### Data items
------------------------------------

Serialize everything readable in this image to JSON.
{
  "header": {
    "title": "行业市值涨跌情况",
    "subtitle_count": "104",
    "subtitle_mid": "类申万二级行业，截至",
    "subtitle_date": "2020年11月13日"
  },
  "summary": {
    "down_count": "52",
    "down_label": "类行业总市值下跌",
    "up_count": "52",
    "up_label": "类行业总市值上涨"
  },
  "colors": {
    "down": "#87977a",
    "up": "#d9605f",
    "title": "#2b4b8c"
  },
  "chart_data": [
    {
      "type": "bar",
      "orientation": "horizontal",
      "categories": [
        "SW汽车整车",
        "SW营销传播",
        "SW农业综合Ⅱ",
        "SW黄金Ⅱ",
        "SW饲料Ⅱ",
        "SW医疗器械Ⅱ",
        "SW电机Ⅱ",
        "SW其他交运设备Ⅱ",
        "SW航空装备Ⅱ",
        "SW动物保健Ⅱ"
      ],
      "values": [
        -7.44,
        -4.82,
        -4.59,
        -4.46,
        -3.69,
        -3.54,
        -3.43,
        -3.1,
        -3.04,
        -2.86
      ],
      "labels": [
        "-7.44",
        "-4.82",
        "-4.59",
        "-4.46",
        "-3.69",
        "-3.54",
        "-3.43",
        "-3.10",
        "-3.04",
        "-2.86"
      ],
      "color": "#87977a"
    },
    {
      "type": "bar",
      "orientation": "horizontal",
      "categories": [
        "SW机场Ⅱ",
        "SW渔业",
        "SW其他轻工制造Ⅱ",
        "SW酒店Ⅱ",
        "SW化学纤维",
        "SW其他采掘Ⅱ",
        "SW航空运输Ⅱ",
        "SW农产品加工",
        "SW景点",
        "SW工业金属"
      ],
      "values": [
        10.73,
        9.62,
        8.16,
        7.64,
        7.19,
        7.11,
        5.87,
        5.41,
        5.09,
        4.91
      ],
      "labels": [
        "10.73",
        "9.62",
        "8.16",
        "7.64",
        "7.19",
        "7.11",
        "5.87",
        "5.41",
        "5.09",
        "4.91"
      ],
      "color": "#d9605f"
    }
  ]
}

------------------------------------

### Exercise directions
Retype the data in full and match it exactly.

### Task answer
Serialize everything readable in this image to JSON.
{
  "header": {
    "title": "行业市值涨跌情况",
    "subtitle_count": "104",
    "subtitle_mid": "类申万二级行业，截至",
    "subtitle_date": "2020年11月13日"
  },
  "summary": {
    "down_count": "52",
    "down_label": "类行业总市值下跌",
    "up_count": "52",
    "up_label": "类行业总市值上涨"
  },
  "colors": {
    "down": "#87977a",
    "up": "#d9605f",
    "title": "#2b4b8c"
  },
  "chart_data": [
    {
      "type": "bar",
      "orientation": "horizontal",
      "categories": [
        "SW汽车整车",
        "SW营销传播",
        "SW农业综合Ⅱ",
        "SW黄金Ⅱ",
        "SW饲料Ⅱ",
        "SW医疗器械Ⅱ",
        "SW电机Ⅱ",
        "SW其他交运设备Ⅱ",
        "SW航空装备Ⅱ",
        "SW动物保健Ⅱ"
      ],
      "values": [
        -7.44,
        -4.82,
        -4.59,
        -4.46,
        -3.69,
        -3.54,
        -3.43,
        -3.1,
        -3.04,
        -2.86
      ],
      "labels": [
        "-7.44",
        "-4.82",
        "-4.59",
        "-4.46",
        "-3.69",
        "-3.54",
        "-3.43",
        "-3.10",
        "-3.04",
        "-2.86"
      ],
      "color": "#87977a"
    },
    {
      "type": "bar",
      "orientation": "horizontal",
      "categories": [
        "SW机场Ⅱ",
        "SW渔业",
        "SW其他轻工制造Ⅱ",
        "SW酒店Ⅱ",
        "SW化学纤维",
        "SW其他采掘Ⅱ",
        "SW航空运输Ⅱ",
        "SW农产品加工",
        "SW景点",
        "SW工业金属"
      ],
      "values": [
        10.73,
        9.62,
        8.16,
        7.64,
        7.19,
        7.11,
        5.87,
        5.41,
        5.09,
        4.91
      ],
      "labels": [
        "10.73",
        "9.62",
        "8.16",
        "7.64",
        "7.19",
        "7.11",
        "5.87",
        "5.41",
        "5.09",
        "4.91"
      ],
      "color": "#d9605f"
    }
  ]
}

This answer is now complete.